Stored records:

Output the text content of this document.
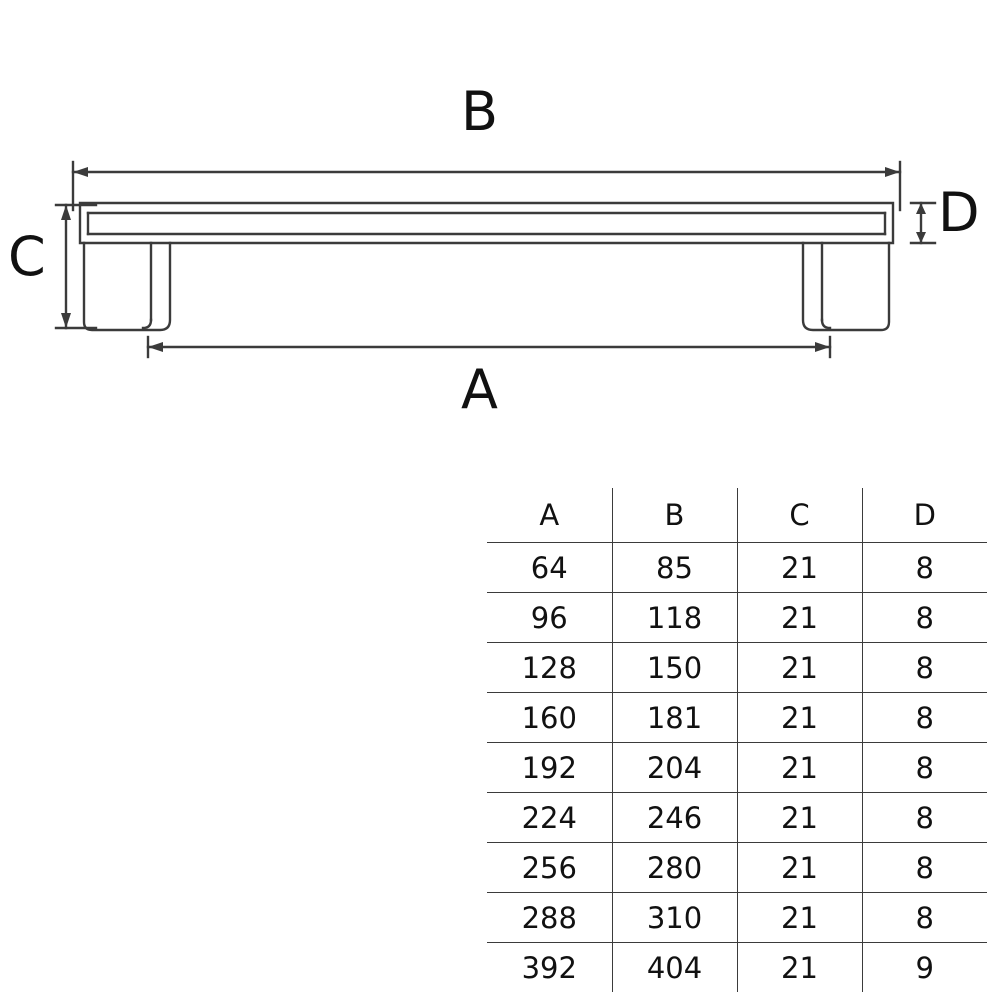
B
D
C
A
A	B	C	D
64	85	21	8
96	118	21	8
128	150	21	8
160	181	21	8
192	204	21	8
224	246	21	8
256	280	21	8
288	310	21	8
392	404	21	9
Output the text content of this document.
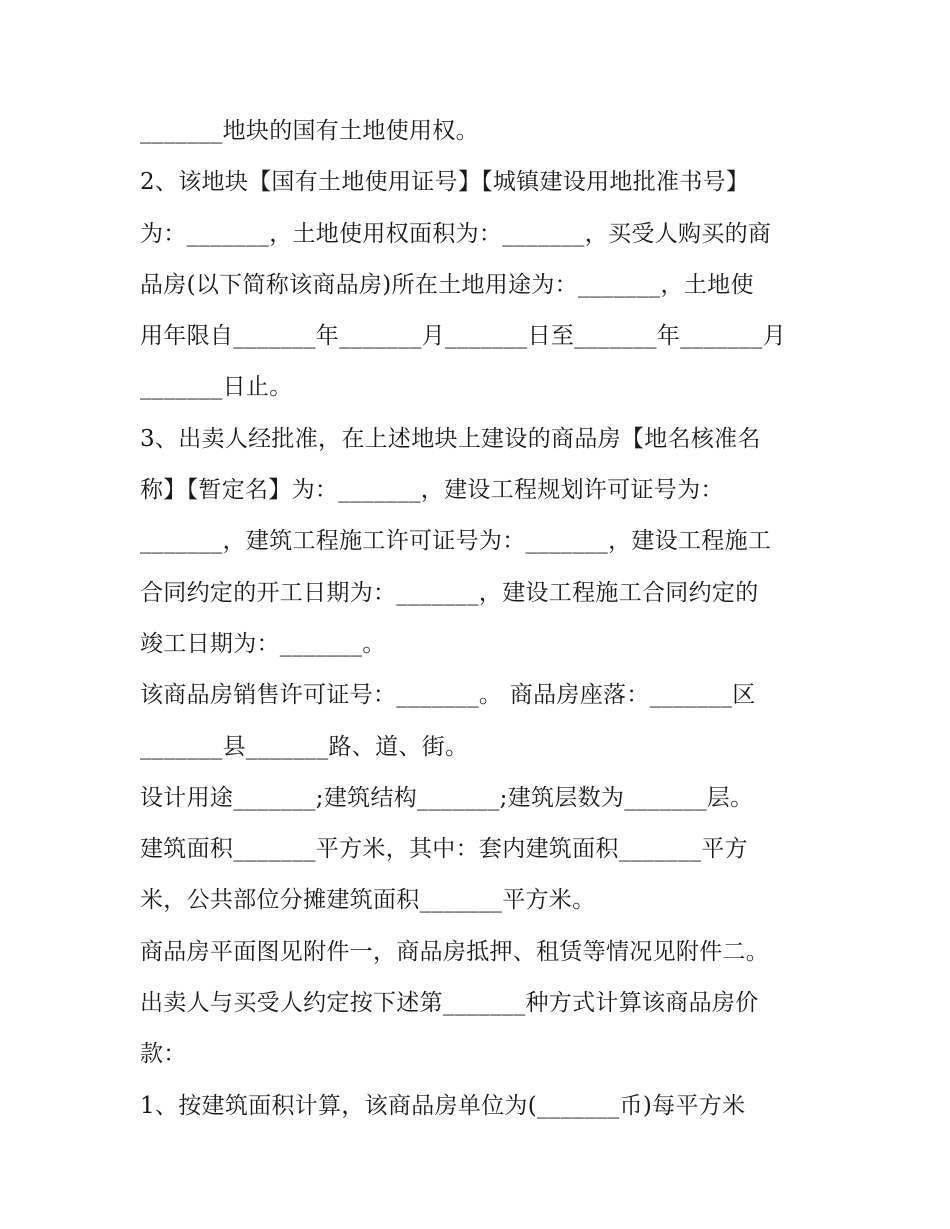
_______地块的国有土地使用权。

2、该地块【国有土地使用证号】【城镇建设用地批准书号】

为：_______，土地使用权面积为：_______，买受人购买的商

品房(以下简称该商品房)所在土地用途为：_______，土地使

用年限自_______年_______月_______日至_______年_______月

_______日止。

3、出卖人经批准，在上述地块上建设的商品房【地名核准名

称】【暂定名】为：_______，建设工程规划许可证号为：

_______，建筑工程施工许可证号为：_______，建设工程施工

合同约定的开工日期为：_______，建设工程施工合同约定的

竣工日期为：_______。

该商品房销售许可证号：_______。 商品房座落：_______区

_______县_______路、道、街。

设计用途_______;建筑结构_______;建筑层数为_______层。

建筑面积_______平方米，其中：套内建筑面积_______平方

米，公共部位分摊建筑面积_______平方米。

商品房平面图见附件一，商品房抵押、租赁等情况见附件二。

出卖人与买受人约定按下述第_______种方式计算该商品房价

款：

1、按建筑面积计算，该商品房单位为(_______币)每平方米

**Given problem**
Return each line exactly as written. Any picture gets left out.

**Exercise result**
Output the text content of this document.
B
D
C
A
A	B	C	D
64	85	21	8
96	118	21	8
128	150	21	8
160	181	21	8
192	204	21	8
224	246	21	8
256	280	21	8
288	310	21	8
392	404	21	9
Output the text content of this document.
_______地块的国有土地使用权。

2、该地块【国有土地使用证号】【城镇建设用地批准书号】

为：_______，土地使用权面积为：_______，买受人购买的商

品房(以下简称该商品房)所在土地用途为：_______，土地使

用年限自_______年_______月_______日至_______年_______月

_______日止。

3、出卖人经批准，在上述地块上建设的商品房【地名核准名

称】【暂定名】为：_______，建设工程规划许可证号为：

_______，建筑工程施工许可证号为：_______，建设工程施工

合同约定的开工日期为：_______，建设工程施工合同约定的

竣工日期为：_______。

该商品房销售许可证号：_______。 商品房座落：_______区

_______县_______路、道、街。

设计用途_______;建筑结构_______;建筑层数为_______层。

建筑面积_______平方米，其中：套内建筑面积_______平方

米，公共部位分摊建筑面积_______平方米。

商品房平面图见附件一，商品房抵押、租赁等情况见附件二。

出卖人与买受人约定按下述第_______种方式计算该商品房价

款：

1、按建筑面积计算，该商品房单位为(_______币)每平方米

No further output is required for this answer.